Your instructions:
State how many lines in the listing below include the word "text", and add nothing besides the number.

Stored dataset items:

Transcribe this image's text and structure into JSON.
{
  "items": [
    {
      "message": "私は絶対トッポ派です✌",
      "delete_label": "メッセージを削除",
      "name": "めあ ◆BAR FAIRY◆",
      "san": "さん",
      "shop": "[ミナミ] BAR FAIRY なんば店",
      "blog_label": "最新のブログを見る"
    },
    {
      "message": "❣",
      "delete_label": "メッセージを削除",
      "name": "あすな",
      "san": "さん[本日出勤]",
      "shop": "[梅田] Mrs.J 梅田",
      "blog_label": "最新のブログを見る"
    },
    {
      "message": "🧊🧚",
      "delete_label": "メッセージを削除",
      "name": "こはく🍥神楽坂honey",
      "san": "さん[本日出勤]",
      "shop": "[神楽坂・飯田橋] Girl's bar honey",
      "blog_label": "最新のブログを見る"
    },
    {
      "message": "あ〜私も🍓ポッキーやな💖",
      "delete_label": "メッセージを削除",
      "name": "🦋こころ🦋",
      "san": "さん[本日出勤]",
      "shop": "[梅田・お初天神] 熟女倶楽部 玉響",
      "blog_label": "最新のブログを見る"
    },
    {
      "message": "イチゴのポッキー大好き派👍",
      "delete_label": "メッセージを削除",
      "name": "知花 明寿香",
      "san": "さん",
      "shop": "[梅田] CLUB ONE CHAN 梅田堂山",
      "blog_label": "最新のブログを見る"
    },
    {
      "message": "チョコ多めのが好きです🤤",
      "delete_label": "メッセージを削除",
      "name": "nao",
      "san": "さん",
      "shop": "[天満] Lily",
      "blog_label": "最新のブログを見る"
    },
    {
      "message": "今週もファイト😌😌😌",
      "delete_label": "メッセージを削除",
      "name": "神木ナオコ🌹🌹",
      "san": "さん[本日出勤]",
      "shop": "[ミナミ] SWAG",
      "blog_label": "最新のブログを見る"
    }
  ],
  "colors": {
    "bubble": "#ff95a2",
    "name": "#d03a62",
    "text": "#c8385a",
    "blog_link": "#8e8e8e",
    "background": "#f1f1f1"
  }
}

Task answer:
2